Gather all lines with "this" from the records.

═════ Task inputs

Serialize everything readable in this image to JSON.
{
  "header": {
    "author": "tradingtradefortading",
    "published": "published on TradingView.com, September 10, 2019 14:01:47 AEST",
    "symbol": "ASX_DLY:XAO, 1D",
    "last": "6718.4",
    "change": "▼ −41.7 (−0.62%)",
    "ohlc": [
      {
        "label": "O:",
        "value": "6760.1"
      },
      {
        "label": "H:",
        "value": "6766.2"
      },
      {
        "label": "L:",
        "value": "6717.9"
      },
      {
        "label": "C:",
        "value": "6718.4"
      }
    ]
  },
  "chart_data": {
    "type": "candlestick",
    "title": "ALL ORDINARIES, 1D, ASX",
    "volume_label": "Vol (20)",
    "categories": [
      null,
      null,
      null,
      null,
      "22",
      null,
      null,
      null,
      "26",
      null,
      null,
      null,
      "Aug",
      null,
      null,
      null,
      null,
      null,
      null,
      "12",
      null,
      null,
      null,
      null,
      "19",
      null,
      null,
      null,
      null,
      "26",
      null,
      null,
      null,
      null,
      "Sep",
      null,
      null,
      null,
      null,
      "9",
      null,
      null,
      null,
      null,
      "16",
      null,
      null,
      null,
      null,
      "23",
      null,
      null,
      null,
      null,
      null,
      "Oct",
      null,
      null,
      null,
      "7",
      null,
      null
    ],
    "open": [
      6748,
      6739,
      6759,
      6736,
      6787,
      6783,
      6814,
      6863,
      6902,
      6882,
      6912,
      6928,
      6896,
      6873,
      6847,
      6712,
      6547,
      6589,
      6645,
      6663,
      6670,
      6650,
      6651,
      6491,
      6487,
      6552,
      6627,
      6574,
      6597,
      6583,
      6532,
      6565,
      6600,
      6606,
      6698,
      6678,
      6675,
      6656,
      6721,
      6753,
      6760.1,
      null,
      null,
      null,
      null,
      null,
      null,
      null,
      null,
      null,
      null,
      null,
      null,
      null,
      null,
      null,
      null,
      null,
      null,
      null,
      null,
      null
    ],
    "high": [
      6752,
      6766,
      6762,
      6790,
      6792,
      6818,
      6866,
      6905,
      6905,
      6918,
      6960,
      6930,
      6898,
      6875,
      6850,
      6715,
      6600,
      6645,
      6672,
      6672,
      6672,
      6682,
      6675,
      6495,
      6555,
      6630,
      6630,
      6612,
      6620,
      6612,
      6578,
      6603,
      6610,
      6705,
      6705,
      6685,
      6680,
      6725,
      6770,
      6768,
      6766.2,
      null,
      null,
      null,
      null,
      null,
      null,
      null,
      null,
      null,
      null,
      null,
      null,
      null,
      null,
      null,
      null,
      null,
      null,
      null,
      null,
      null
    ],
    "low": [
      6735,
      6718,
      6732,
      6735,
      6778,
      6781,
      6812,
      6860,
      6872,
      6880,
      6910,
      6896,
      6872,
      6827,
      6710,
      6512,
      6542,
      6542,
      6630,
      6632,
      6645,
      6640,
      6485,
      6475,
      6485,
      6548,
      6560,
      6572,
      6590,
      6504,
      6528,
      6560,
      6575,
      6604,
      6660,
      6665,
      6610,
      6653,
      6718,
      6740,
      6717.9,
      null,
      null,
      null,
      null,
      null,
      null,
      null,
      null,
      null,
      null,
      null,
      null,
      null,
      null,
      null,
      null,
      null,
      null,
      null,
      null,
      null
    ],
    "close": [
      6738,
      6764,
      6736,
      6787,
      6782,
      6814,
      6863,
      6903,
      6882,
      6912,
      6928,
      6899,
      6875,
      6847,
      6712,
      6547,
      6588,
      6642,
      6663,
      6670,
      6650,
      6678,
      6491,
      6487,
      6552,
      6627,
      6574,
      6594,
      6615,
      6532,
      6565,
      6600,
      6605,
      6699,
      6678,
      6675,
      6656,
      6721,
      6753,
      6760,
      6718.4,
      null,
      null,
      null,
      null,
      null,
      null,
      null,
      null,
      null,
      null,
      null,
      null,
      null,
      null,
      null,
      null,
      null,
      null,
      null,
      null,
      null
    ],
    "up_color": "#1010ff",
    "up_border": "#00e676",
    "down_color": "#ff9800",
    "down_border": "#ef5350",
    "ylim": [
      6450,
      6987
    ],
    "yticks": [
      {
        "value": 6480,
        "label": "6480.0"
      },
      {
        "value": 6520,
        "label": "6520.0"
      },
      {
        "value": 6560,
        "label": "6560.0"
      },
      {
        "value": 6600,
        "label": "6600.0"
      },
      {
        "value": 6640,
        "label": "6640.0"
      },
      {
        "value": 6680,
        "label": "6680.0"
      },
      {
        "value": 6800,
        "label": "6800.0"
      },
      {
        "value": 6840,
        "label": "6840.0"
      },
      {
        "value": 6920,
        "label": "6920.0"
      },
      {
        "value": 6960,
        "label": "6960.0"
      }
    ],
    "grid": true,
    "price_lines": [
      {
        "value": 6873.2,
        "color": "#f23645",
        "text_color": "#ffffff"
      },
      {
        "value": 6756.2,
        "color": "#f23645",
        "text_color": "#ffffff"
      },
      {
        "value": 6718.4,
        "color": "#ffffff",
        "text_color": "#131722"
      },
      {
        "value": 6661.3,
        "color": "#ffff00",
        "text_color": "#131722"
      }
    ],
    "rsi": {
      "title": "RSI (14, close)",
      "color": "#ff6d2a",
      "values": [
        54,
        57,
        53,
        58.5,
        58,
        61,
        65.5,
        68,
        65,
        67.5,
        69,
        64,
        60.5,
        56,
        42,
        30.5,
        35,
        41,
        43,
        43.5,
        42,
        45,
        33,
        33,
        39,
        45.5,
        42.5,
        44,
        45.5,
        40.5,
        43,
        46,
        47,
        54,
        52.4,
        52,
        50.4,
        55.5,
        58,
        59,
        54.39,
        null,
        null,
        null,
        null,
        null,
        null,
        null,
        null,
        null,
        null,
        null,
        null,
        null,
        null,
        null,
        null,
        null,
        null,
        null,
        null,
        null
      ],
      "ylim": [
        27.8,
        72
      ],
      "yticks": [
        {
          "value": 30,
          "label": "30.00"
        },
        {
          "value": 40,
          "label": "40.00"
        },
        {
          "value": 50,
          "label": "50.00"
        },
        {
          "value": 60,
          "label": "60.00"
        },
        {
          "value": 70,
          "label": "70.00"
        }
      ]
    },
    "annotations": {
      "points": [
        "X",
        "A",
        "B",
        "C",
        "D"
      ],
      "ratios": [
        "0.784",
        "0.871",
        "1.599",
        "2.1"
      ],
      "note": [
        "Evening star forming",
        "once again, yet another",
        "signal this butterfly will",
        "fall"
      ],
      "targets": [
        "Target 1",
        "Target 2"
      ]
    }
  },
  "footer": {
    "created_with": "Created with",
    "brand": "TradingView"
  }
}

══════════

• [Answer below]
Serialize everything readable in this image to JSON.
        "signal this butterfly will",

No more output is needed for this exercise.